Данные, извлечённые из коллекции:
= = =

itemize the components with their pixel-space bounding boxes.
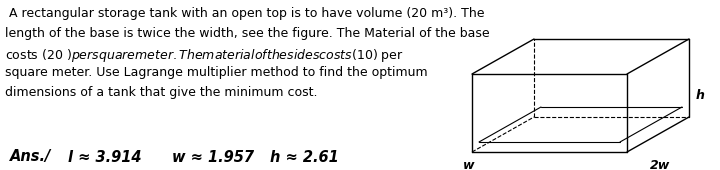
Text: dimensions of a tank that give the minimum cost.: dimensions of a tank that give the minim…: [5, 86, 318, 99]
Text: A rectangular storage tank with an open top is to have volume (20 m³). The: A rectangular storage tank with an open …: [5, 7, 485, 20]
Text: h: h: [696, 89, 705, 102]
Text: l ≈ 3.914: l ≈ 3.914: [68, 149, 142, 165]
Text: square meter. Use Lagrange multiplier method to find the optimum: square meter. Use Lagrange multiplier me…: [5, 66, 428, 79]
Text: costs (20 $) per square meter. The material of the sides costs (10 $) per: costs (20 $) per square meter. The mater…: [5, 47, 404, 64]
Text: 2w: 2w: [649, 159, 670, 170]
Text: length of the base is twice the width, see the figure. The Material of the base: length of the base is twice the width, s…: [5, 27, 490, 40]
Text: w: w: [463, 159, 474, 170]
Text: Ans./: Ans./: [10, 149, 51, 165]
Text: w ≈ 1.957: w ≈ 1.957: [172, 149, 254, 165]
Text: h ≈ 2.61: h ≈ 2.61: [270, 149, 338, 165]
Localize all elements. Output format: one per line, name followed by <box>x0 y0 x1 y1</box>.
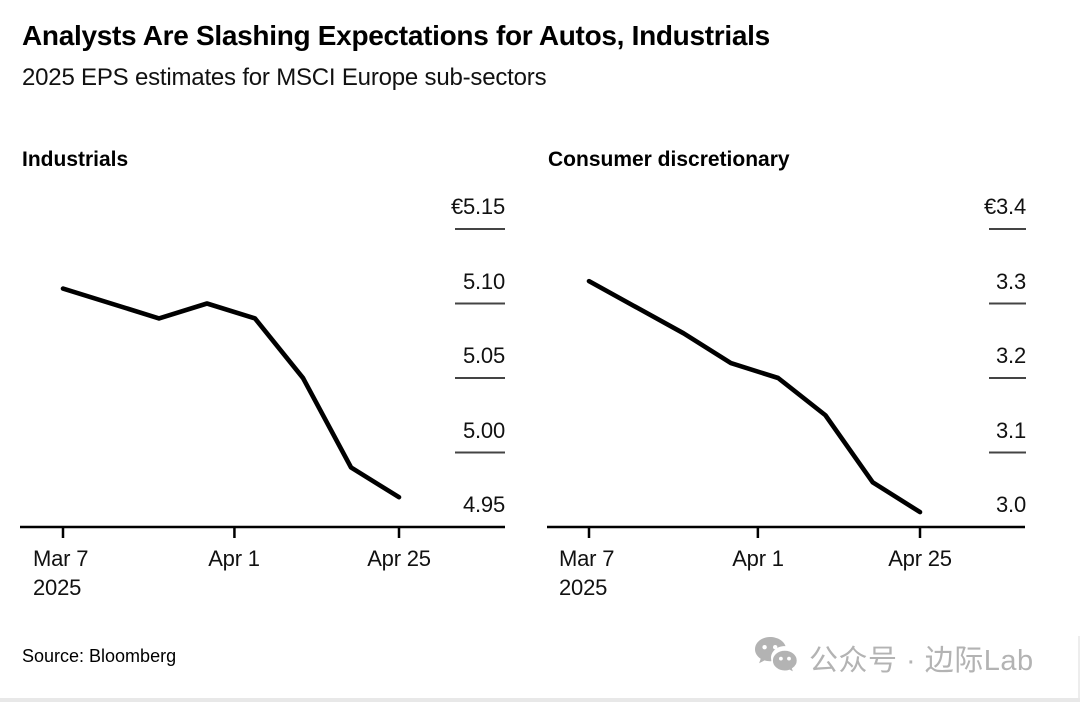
source-text: Source: Bloomberg <box>22 646 177 666</box>
y-axis-label: 4.95 <box>462 492 505 517</box>
y-axis-label: 3.2 <box>996 343 1026 368</box>
wechat-icon <box>752 635 800 680</box>
y-axis-label: €3.4 <box>983 194 1026 219</box>
watermark-text: 公众号 · 边际Lab <box>809 644 1034 677</box>
x-axis-label: Apr 1 <box>732 546 784 571</box>
watermark: 公众号 · 边际Lab <box>752 635 1034 680</box>
page-title: Analysts Are Slashing Expectations for A… <box>22 20 770 51</box>
y-axis-label: €5.15 <box>450 194 505 219</box>
y-axis-label: 5.00 <box>462 418 505 443</box>
x-axis-label: Mar 7 <box>33 546 89 571</box>
chart-title-industrials: Industrials <box>22 148 129 171</box>
x-axis-label: Mar 7 <box>559 546 615 571</box>
y-axis-label: 3.0 <box>996 492 1026 517</box>
series-line <box>586 278 923 515</box>
x-axis-label-group: Mar 7 2025 <box>559 544 614 602</box>
bottom-edge-divider <box>0 698 1080 702</box>
y-axis-label: 3.1 <box>996 418 1026 443</box>
x-axis-year-label: 2025 <box>559 575 608 600</box>
x-axis-label: Apr 1 <box>208 546 260 571</box>
right-edge-divider <box>1078 636 1080 698</box>
y-axis-label: 3.3 <box>996 269 1026 294</box>
x-axis-label-group: Mar 7 2025 <box>33 544 88 602</box>
y-axis-label: 5.10 <box>462 269 505 294</box>
x-axis-label: Apr 25 <box>888 546 952 571</box>
x-axis-year-label: 2025 <box>33 575 82 600</box>
page-subtitle: 2025 EPS estimates for MSCI Europe sub-s… <box>22 64 547 91</box>
chart-title-consumer-discretionary: Consumer discretionary <box>548 148 790 171</box>
y-axis-label: 5.05 <box>462 343 505 368</box>
series-line <box>60 286 402 500</box>
x-axis-label: Apr 25 <box>367 546 431 571</box>
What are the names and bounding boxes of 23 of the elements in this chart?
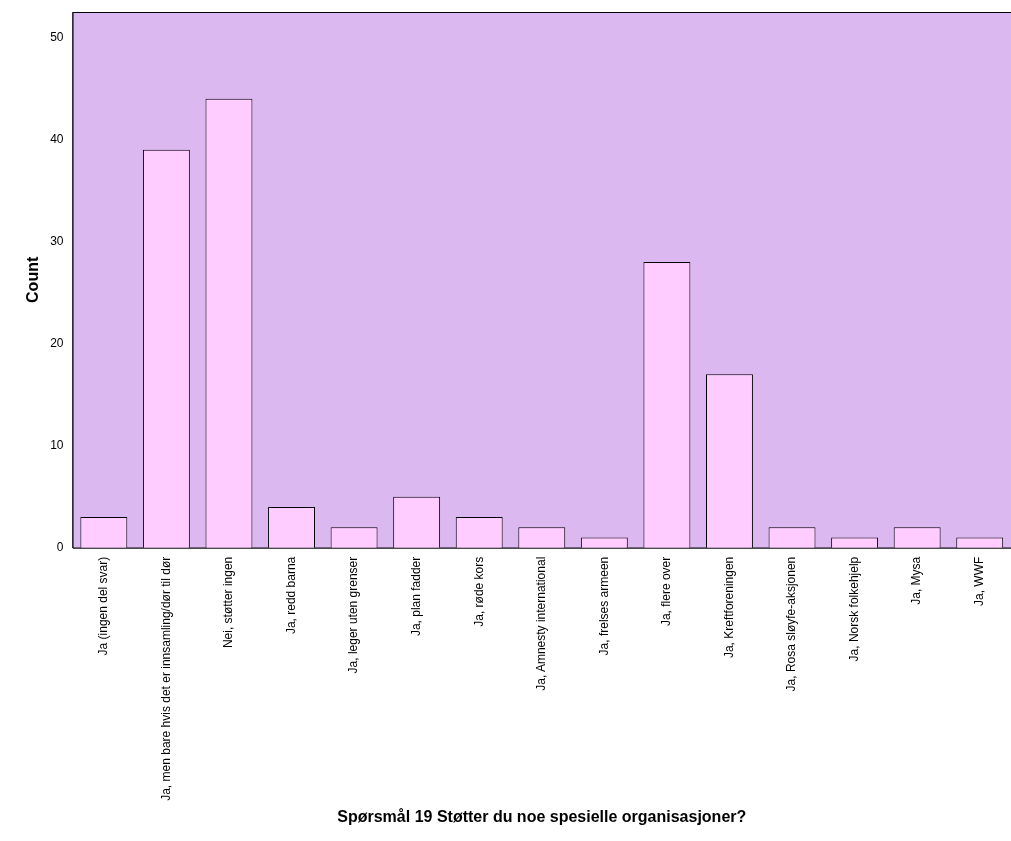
- x-tick-label: Ja, redd barna: [283, 556, 298, 635]
- x-tick-label: Ja, leger uten grenser: [346, 556, 361, 674]
- y-tick-label: 30: [50, 233, 64, 248]
- x-tick-label: Ja, Norsk folkehjelp: [846, 556, 861, 662]
- x-tick-label: Ja, plan fadder: [408, 556, 423, 637]
- x-tick-label: Ja, flere over: [659, 556, 674, 627]
- x-tick-label: Ja, WWF: [972, 556, 987, 607]
- x-tick-label: Ja, Rosa sløyfe-aksjonen: [784, 556, 799, 692]
- y-axis-title: Count: [24, 256, 42, 303]
- y-tick-label: 20: [50, 335, 64, 350]
- x-tick-label: Ja, Kreftforeningen: [721, 556, 736, 659]
- x-tick-label: Ja, Amnesty international: [534, 556, 549, 691]
- x-tick-label: Nei, støtter ingen: [221, 556, 236, 649]
- x-tick-label: Ja, men bare hvis det er innsamling/dør til dør: [158, 556, 173, 801]
- y-tick-label: 50: [50, 29, 64, 44]
- x-tick-label: Ja, røde kors: [471, 556, 486, 627]
- y-tick-label: 40: [50, 131, 64, 146]
- x-axis-title: Spørsmål 19 Støtter du noe spesielle organisasjoner?: [337, 807, 747, 825]
- y-tick-label: 10: [50, 437, 64, 452]
- x-tick-label: Ja, frelses armeen: [596, 556, 611, 656]
- x-tick-label: Ja, Mysa: [909, 556, 924, 605]
- y-tick-label: 0: [56, 540, 64, 555]
- x-tick-label: Ja (ingen del svar): [96, 556, 111, 656]
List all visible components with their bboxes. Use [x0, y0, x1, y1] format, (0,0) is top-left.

= = =

Перепишите все строки выше дословно, без каких-либо изменений. Изображения в ответ не включайте.

Решение:
itemize the components with their pixel-space bounding boxes.
Text: dimensions of a tank that give the minimum cost.: dimensions of a tank that give the minim…: [5, 86, 318, 99]
Text: A rectangular storage tank with an open top is to have volume (20 m³). The: A rectangular storage tank with an open …: [5, 7, 485, 20]
Text: h: h: [696, 89, 705, 102]
Text: l ≈ 3.914: l ≈ 3.914: [68, 149, 142, 165]
Text: square meter. Use Lagrange multiplier method to find the optimum: square meter. Use Lagrange multiplier me…: [5, 66, 428, 79]
Text: costs (20 $) per square meter. The material of the sides costs (10 $) per: costs (20 $) per square meter. The mater…: [5, 47, 404, 64]
Text: 2w: 2w: [649, 159, 670, 170]
Text: length of the base is twice the width, see the figure. The Material of the base: length of the base is twice the width, s…: [5, 27, 490, 40]
Text: w: w: [463, 159, 474, 170]
Text: Ans./: Ans./: [10, 149, 51, 165]
Text: w ≈ 1.957: w ≈ 1.957: [172, 149, 254, 165]
Text: h ≈ 2.61: h ≈ 2.61: [270, 149, 338, 165]
Localize all elements. Output format: one per line, name followed by <box>x0 y0 x1 y1</box>.
source-text: Source: Bloomberg <box>22 646 177 666</box>
y-axis-label: 4.95 <box>462 492 505 517</box>
y-axis-label: 3.2 <box>996 343 1026 368</box>
wechat-icon <box>752 635 800 680</box>
y-axis-label: €3.4 <box>983 194 1026 219</box>
watermark-text: 公众号 · 边际Lab <box>809 644 1034 677</box>
x-axis-label: Apr 1 <box>732 546 784 571</box>
watermark: 公众号 · 边际Lab <box>752 635 1034 680</box>
page-title: Analysts Are Slashing Expectations for A… <box>22 20 770 51</box>
y-axis-label: €5.15 <box>450 194 505 219</box>
y-axis-label: 5.00 <box>462 418 505 443</box>
x-axis-label: Mar 7 <box>33 546 89 571</box>
chart-title-industrials: Industrials <box>22 148 129 171</box>
x-axis-label: Mar 7 <box>559 546 615 571</box>
y-axis-label: 3.0 <box>996 492 1026 517</box>
series-line <box>586 278 923 515</box>
x-axis-label-group: Mar 7 2025 <box>559 544 614 602</box>
bottom-edge-divider <box>0 698 1080 702</box>
y-axis-label: 3.1 <box>996 418 1026 443</box>
x-axis-year-label: 2025 <box>559 575 608 600</box>
x-axis-label: Apr 1 <box>208 546 260 571</box>
right-edge-divider <box>1078 636 1080 698</box>
y-axis-label: 3.3 <box>996 269 1026 294</box>
x-axis-label-group: Mar 7 2025 <box>33 544 88 602</box>
y-axis-label: 5.10 <box>462 269 505 294</box>
x-axis-label: Apr 25 <box>888 546 952 571</box>
x-axis-year-label: 2025 <box>33 575 82 600</box>
page-subtitle: 2025 EPS estimates for MSCI Europe sub-s… <box>22 64 547 91</box>
chart-title-consumer-discretionary: Consumer discretionary <box>548 148 790 171</box>
y-axis-label: 5.05 <box>462 343 505 368</box>
series-line <box>60 286 402 500</box>
x-axis-label: Apr 25 <box>367 546 431 571</box>
What are the names and bounding boxes of 23 of the elements in this chart?
- x-tick-label: Ja, redd barna: [283, 556, 298, 635]
- x-tick-label: Ja, leger uten grenser: [346, 556, 361, 674]
- y-tick-label: 30: [50, 233, 64, 248]
- x-tick-label: Ja, Norsk folkehjelp: [846, 556, 861, 662]
- x-tick-label: Ja, plan fadder: [408, 556, 423, 637]
- x-tick-label: Ja, flere over: [659, 556, 674, 627]
- x-tick-label: Ja, WWF: [972, 556, 987, 607]
- x-tick-label: Ja, Rosa sløyfe-aksjonen: [784, 556, 799, 692]
- y-axis-title: Count: [24, 256, 42, 303]
- y-tick-label: 20: [50, 335, 64, 350]
- x-tick-label: Ja, Kreftforeningen: [721, 556, 736, 659]
- x-tick-label: Ja, Amnesty international: [534, 556, 549, 691]
- x-tick-label: Nei, støtter ingen: [221, 556, 236, 649]
- x-tick-label: Ja, men bare hvis det er innsamling/dør til dør: [158, 556, 173, 801]
- y-tick-label: 50: [50, 29, 64, 44]
- x-tick-label: Ja, røde kors: [471, 556, 486, 627]
- y-tick-label: 40: [50, 131, 64, 146]
- x-axis-title: Spørsmål 19 Støtter du noe spesielle organisasjoner?: [337, 807, 747, 825]
- y-tick-label: 10: [50, 437, 64, 452]
- x-tick-label: Ja, frelses armeen: [596, 556, 611, 656]
- x-tick-label: Ja, Mysa: [909, 556, 924, 605]
- y-tick-label: 0: [56, 540, 64, 555]
- x-tick-label: Ja (ingen del svar): [96, 556, 111, 656]
List all visible components with their bboxes. Use [x0, y0, x1, y1] format, (0,0) is top-left.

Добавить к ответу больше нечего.